## BRIEF
Give a verbatim quotation of every record.

************

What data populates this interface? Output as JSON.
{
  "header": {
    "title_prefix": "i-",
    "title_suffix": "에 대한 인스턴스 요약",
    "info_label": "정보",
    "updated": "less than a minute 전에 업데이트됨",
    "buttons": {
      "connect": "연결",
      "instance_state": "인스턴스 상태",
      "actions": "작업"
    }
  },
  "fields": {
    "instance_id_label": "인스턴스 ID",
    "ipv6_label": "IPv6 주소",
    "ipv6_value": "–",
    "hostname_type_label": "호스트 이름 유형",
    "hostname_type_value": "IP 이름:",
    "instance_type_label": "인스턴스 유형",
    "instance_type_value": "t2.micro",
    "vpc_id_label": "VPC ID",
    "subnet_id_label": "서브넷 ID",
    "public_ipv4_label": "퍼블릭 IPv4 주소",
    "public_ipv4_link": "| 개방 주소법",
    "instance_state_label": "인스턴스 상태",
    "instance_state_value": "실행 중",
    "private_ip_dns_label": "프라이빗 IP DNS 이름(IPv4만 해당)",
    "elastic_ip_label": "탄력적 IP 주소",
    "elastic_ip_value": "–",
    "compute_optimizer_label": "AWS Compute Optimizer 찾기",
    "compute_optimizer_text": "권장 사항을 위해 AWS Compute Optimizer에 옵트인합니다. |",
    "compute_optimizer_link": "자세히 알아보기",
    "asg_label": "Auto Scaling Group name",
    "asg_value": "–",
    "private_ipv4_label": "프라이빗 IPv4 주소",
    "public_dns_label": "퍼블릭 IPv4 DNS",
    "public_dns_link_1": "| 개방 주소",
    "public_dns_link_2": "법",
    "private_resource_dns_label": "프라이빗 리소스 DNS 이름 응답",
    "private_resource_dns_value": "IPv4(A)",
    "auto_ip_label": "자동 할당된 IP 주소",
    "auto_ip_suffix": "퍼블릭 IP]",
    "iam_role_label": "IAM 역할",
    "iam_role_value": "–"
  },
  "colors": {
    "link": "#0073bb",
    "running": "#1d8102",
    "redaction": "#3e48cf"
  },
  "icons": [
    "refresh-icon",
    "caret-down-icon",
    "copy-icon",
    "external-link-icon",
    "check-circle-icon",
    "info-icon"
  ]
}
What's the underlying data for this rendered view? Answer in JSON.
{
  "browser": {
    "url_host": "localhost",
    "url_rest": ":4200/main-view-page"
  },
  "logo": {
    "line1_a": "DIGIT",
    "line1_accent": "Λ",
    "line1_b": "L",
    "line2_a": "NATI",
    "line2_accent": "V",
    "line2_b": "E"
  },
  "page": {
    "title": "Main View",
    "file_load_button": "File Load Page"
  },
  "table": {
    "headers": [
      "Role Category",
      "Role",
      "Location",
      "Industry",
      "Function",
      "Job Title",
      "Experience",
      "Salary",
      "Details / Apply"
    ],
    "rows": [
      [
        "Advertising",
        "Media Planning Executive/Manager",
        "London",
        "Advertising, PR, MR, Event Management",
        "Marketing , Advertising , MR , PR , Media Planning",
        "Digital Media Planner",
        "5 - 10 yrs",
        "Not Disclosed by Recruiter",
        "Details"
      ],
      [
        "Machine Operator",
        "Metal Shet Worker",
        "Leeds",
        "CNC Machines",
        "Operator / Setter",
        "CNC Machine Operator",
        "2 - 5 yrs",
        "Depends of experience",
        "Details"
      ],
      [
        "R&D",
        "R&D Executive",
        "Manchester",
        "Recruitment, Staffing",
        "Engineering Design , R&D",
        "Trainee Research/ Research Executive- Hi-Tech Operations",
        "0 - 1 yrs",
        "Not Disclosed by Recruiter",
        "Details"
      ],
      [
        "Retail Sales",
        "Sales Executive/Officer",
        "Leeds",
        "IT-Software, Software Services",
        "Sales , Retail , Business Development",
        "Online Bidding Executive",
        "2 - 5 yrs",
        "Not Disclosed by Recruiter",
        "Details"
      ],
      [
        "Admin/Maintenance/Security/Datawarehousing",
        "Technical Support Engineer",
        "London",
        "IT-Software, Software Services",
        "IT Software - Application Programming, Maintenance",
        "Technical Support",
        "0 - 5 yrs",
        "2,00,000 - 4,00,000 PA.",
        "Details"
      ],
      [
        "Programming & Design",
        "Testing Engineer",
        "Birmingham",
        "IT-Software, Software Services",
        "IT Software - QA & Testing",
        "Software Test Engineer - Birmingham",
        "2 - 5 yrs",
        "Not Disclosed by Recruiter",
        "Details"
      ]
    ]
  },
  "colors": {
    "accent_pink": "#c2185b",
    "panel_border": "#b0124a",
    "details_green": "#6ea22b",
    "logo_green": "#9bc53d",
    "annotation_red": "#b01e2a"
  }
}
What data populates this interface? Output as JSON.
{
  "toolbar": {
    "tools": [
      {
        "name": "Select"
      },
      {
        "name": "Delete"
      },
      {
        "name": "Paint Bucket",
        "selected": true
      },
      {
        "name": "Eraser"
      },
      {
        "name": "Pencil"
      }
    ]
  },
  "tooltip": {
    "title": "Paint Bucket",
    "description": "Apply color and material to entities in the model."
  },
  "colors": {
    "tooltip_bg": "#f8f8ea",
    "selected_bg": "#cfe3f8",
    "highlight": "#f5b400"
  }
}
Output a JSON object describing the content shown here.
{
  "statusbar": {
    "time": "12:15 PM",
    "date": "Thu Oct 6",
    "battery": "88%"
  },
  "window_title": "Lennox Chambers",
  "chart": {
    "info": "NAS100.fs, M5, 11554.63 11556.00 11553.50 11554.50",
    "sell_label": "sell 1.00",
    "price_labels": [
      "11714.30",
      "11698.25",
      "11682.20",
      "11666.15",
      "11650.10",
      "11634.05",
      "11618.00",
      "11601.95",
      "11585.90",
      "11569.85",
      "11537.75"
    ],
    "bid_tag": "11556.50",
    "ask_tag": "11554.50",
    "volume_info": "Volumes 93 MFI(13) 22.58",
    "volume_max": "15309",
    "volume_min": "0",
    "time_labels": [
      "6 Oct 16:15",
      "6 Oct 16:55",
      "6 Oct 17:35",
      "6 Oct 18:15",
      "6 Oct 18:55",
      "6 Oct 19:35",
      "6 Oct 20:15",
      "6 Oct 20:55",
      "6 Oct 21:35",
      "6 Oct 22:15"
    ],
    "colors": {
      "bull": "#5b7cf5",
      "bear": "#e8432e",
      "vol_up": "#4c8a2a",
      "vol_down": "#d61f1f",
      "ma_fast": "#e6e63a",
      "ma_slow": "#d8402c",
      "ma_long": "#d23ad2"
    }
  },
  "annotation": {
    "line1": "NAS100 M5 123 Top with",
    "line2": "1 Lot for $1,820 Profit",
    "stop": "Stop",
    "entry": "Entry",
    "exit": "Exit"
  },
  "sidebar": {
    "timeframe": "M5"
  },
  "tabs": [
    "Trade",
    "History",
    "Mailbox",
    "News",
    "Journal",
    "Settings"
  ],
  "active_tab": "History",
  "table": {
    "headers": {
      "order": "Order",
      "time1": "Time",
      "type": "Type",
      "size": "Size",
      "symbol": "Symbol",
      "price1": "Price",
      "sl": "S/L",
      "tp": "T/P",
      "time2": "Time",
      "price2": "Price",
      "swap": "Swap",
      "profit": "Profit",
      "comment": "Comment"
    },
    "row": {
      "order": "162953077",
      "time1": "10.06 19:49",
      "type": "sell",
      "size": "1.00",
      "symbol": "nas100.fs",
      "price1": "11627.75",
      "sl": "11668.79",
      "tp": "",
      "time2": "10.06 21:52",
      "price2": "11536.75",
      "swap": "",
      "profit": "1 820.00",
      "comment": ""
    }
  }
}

************

## WRITTEN SOLUTION
What data populates this interface? Output as JSON.
{
  "header": {
    "title_prefix": "i-",
    "title_suffix": "에 대한 인스턴스 요약",
    "info_label": "정보",
    "updated": "less than a minute 전에 업데이트됨",
    "buttons": {
      "connect": "연결",
      "instance_state": "인스턴스 상태",
      "actions": "작업"
    }
  },
  "fields": {
    "instance_id_label": "인스턴스 ID",
    "ipv6_label": "IPv6 주소",
    "ipv6_value": "–",
    "hostname_type_label": "호스트 이름 유형",
    "hostname_type_value": "IP 이름:",
    "instance_type_label": "인스턴스 유형",
    "instance_type_value": "t2.micro",
    "vpc_id_label": "VPC ID",
    "subnet_id_label": "서브넷 ID",
    "public_ipv4_label": "퍼블릭 IPv4 주소",
    "public_ipv4_link": "| 개방 주소법",
    "instance_state_label": "인스턴스 상태",
    "instance_state_value": "실행 중",
    "private_ip_dns_label": "프라이빗 IP DNS 이름(IPv4만 해당)",
    "elastic_ip_label": "탄력적 IP 주소",
    "elastic_ip_value": "–",
    "compute_optimizer_label": "AWS Compute Optimizer 찾기",
    "compute_optimizer_text": "권장 사항을 위해 AWS Compute Optimizer에 옵트인합니다. |",
    "compute_optimizer_link": "자세히 알아보기",
    "asg_label": "Auto Scaling Group name",
    "asg_value": "–",
    "private_ipv4_label": "프라이빗 IPv4 주소",
    "public_dns_label": "퍼블릭 IPv4 DNS",
    "public_dns_link_1": "| 개방 주소",
    "public_dns_link_2": "법",
    "private_resource_dns_label": "프라이빗 리소스 DNS 이름 응답",
    "private_resource_dns_value": "IPv4(A)",
    "auto_ip_label": "자동 할당된 IP 주소",
    "auto_ip_suffix": "퍼블릭 IP]",
    "iam_role_label": "IAM 역할",
    "iam_role_value": "–"
  },
  "colors": {
    "link": "#0073bb",
    "running": "#1d8102",
    "redaction": "#3e48cf"
  },
  "icons": [
    "refresh-icon",
    "caret-down-icon",
    "copy-icon",
    "external-link-icon",
    "check-circle-icon",
    "info-icon"
  ]
}
What's the underlying data for this rendered view? Answer in JSON.
{
  "browser": {
    "url_host": "localhost",
    "url_rest": ":4200/main-view-page"
  },
  "logo": {
    "line1_a": "DIGIT",
    "line1_accent": "Λ",
    "line1_b": "L",
    "line2_a": "NATI",
    "line2_accent": "V",
    "line2_b": "E"
  },
  "page": {
    "title": "Main View",
    "file_load_button": "File Load Page"
  },
  "table": {
    "headers": [
      "Role Category",
      "Role",
      "Location",
      "Industry",
      "Function",
      "Job Title",
      "Experience",
      "Salary",
      "Details / Apply"
    ],
    "rows": [
      [
        "Advertising",
        "Media Planning Executive/Manager",
        "London",
        "Advertising, PR, MR, Event Management",
        "Marketing , Advertising , MR , PR , Media Planning",
        "Digital Media Planner",
        "5 - 10 yrs",
        "Not Disclosed by Recruiter",
        "Details"
      ],
      [
        "Machine Operator",
        "Metal Shet Worker",
        "Leeds",
        "CNC Machines",
        "Operator / Setter",
        "CNC Machine Operator",
        "2 - 5 yrs",
        "Depends of experience",
        "Details"
      ],
      [
        "R&D",
        "R&D Executive",
        "Manchester",
        "Recruitment, Staffing",
        "Engineering Design , R&D",
        "Trainee Research/ Research Executive- Hi-Tech Operations",
        "0 - 1 yrs",
        "Not Disclosed by Recruiter",
        "Details"
      ],
      [
        "Retail Sales",
        "Sales Executive/Officer",
        "Leeds",
        "IT-Software, Software Services",
        "Sales , Retail , Business Development",
        "Online Bidding Executive",
        "2 - 5 yrs",
        "Not Disclosed by Recruiter",
        "Details"
      ],
      [
        "Admin/Maintenance/Security/Datawarehousing",
        "Technical Support Engineer",
        "London",
        "IT-Software, Software Services",
        "IT Software - Application Programming, Maintenance",
        "Technical Support",
        "0 - 5 yrs",
        "2,00,000 - 4,00,000 PA.",
        "Details"
      ],
      [
        "Programming & Design",
        "Testing Engineer",
        "Birmingham",
        "IT-Software, Software Services",
        "IT Software - QA & Testing",
        "Software Test Engineer - Birmingham",
        "2 - 5 yrs",
        "Not Disclosed by Recruiter",
        "Details"
      ]
    ]
  },
  "colors": {
    "accent_pink": "#c2185b",
    "panel_border": "#b0124a",
    "details_green": "#6ea22b",
    "logo_green": "#9bc53d",
    "annotation_red": "#b01e2a"
  }
}
What data populates this interface? Output as JSON.
{
  "toolbar": {
    "tools": [
      {
        "name": "Select"
      },
      {
        "name": "Delete"
      },
      {
        "name": "Paint Bucket",
        "selected": true
      },
      {
        "name": "Eraser"
      },
      {
        "name": "Pencil"
      }
    ]
  },
  "tooltip": {
    "title": "Paint Bucket",
    "description": "Apply color and material to entities in the model."
  },
  "colors": {
    "tooltip_bg": "#f8f8ea",
    "selected_bg": "#cfe3f8",
    "highlight": "#f5b400"
  }
}
Output a JSON object describing the content shown here.
{
  "statusbar": {
    "time": "12:15 PM",
    "date": "Thu Oct 6",
    "battery": "88%"
  },
  "window_title": "Lennox Chambers",
  "chart": {
    "info": "NAS100.fs, M5, 11554.63 11556.00 11553.50 11554.50",
    "sell_label": "sell 1.00",
    "price_labels": [
      "11714.30",
      "11698.25",
      "11682.20",
      "11666.15",
      "11650.10",
      "11634.05",
      "11618.00",
      "11601.95",
      "11585.90",
      "11569.85",
      "11537.75"
    ],
    "bid_tag": "11556.50",
    "ask_tag": "11554.50",
    "volume_info": "Volumes 93 MFI(13) 22.58",
    "volume_max": "15309",
    "volume_min": "0",
    "time_labels": [
      "6 Oct 16:15",
      "6 Oct 16:55",
      "6 Oct 17:35",
      "6 Oct 18:15",
      "6 Oct 18:55",
      "6 Oct 19:35",
      "6 Oct 20:15",
      "6 Oct 20:55",
      "6 Oct 21:35",
      "6 Oct 22:15"
    ],
    "colors": {
      "bull": "#5b7cf5",
      "bear": "#e8432e",
      "vol_up": "#4c8a2a",
      "vol_down": "#d61f1f",
      "ma_fast": "#e6e63a",
      "ma_slow": "#d8402c",
      "ma_long": "#d23ad2"
    }
  },
  "annotation": {
    "line1": "NAS100 M5 123 Top with",
    "line2": "1 Lot for $1,820 Profit",
    "stop": "Stop",
    "entry": "Entry",
    "exit": "Exit"
  },
  "sidebar": {
    "timeframe": "M5"
  },
  "tabs": [
    "Trade",
    "History",
    "Mailbox",
    "News",
    "Journal",
    "Settings"
  ],
  "active_tab": "History",
  "table": {
    "headers": {
      "order": "Order",
      "time1": "Time",
      "type": "Type",
      "size": "Size",
      "symbol": "Symbol",
      "price1": "Price",
      "sl": "S/L",
      "tp": "T/P",
      "time2": "Time",
      "price2": "Price",
      "swap": "Swap",
      "profit": "Profit",
      "comment": "Comment"
    },
    "row": {
      "order": "162953077",
      "time1": "10.06 19:49",
      "type": "sell",
      "size": "1.00",
      "symbol": "nas100.fs",
      "price1": "11627.75",
      "sl": "11668.79",
      "tp": "",
      "time2": "10.06 21:52",
      "price2": "11536.75",
      "swap": "",
      "profit": "1 820.00",
      "comment": ""
    }
  }
}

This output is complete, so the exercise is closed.